**WHAT THE EXERCISE ASKS**. For the records below, give the count of lines holding the word "this" and nothing more.

**DATA**.

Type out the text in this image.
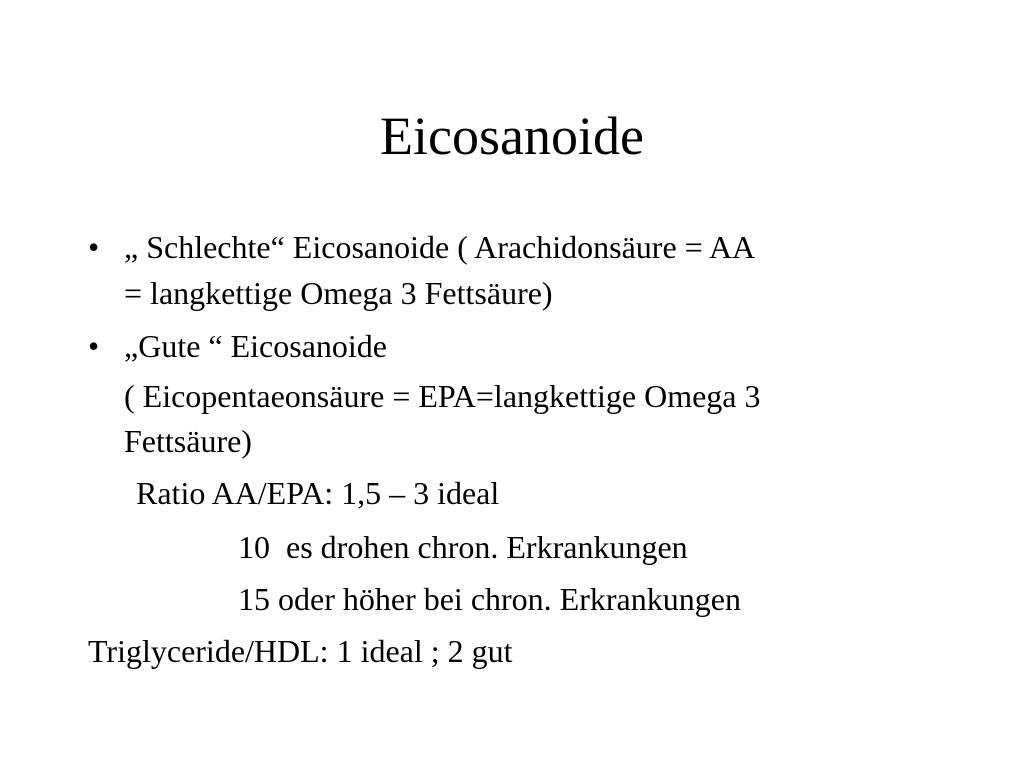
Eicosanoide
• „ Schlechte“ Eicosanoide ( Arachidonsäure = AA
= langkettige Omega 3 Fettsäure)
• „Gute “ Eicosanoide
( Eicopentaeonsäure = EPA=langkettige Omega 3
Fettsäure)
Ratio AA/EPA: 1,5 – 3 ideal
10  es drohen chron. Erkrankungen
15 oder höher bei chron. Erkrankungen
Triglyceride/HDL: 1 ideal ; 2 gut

* * *

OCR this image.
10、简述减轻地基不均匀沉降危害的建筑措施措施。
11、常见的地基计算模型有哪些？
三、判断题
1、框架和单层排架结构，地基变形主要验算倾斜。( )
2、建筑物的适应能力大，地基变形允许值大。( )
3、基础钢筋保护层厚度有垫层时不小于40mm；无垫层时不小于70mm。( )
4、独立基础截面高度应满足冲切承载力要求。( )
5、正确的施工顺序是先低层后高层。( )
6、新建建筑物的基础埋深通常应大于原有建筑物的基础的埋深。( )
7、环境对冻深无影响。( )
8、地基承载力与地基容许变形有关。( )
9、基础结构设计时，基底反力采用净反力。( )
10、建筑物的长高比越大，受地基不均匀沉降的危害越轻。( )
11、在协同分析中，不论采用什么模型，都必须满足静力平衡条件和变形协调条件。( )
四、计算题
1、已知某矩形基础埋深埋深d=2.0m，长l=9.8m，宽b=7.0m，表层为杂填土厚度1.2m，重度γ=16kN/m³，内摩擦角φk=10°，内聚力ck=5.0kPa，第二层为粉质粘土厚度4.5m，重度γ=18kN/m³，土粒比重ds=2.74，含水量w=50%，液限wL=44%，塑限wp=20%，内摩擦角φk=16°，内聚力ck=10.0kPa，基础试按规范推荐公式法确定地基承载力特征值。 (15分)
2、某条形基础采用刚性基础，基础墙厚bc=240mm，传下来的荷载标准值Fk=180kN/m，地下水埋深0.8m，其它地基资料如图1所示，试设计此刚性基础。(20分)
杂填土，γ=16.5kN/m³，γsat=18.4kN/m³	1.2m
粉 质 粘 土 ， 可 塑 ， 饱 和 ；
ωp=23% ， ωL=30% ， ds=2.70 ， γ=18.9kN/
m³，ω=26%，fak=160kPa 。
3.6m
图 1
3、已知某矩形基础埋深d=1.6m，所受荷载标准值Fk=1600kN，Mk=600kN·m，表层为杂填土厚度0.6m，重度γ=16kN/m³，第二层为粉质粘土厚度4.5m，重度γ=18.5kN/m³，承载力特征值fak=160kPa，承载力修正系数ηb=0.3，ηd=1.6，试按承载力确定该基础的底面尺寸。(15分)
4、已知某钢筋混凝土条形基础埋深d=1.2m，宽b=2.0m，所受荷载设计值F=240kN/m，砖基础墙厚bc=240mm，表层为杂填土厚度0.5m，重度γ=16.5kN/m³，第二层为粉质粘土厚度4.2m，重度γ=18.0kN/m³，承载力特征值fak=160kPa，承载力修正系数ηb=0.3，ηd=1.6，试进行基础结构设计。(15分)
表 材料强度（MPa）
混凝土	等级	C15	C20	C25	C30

* * *

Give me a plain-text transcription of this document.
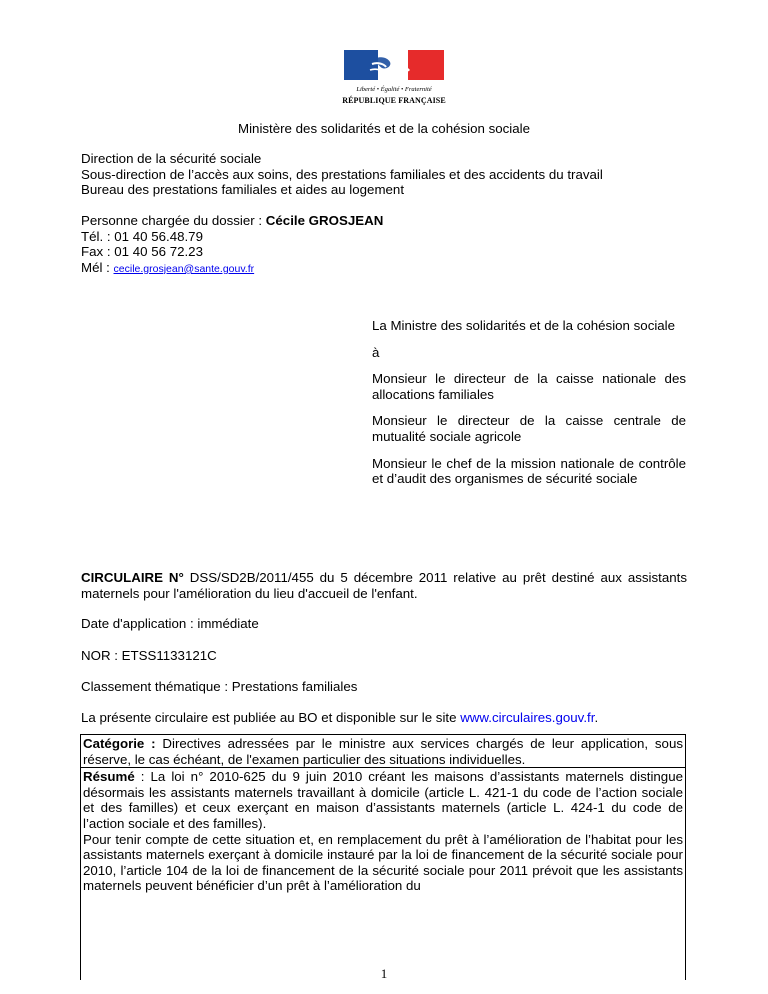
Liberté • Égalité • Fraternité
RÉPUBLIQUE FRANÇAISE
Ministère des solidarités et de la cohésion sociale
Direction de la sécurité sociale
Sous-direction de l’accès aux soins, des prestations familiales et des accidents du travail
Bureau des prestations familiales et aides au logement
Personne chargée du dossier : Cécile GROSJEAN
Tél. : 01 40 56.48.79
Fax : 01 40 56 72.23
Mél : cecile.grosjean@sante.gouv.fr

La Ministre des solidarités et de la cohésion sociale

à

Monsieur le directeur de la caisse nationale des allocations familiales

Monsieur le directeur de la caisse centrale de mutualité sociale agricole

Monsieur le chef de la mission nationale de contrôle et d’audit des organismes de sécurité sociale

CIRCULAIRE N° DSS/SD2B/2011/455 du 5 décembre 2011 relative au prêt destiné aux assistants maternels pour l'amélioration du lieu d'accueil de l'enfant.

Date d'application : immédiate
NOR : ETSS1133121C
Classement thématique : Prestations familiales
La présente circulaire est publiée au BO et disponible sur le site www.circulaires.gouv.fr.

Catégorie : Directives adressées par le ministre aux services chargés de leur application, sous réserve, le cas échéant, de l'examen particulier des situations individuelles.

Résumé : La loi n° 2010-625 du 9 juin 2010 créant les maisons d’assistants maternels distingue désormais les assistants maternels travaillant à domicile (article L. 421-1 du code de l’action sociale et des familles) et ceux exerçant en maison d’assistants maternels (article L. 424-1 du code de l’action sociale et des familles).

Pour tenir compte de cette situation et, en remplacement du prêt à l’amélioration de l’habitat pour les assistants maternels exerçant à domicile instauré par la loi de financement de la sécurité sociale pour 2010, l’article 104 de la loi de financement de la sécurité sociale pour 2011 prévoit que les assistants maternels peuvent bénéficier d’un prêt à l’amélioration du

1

**TASK OUTPUT**. 3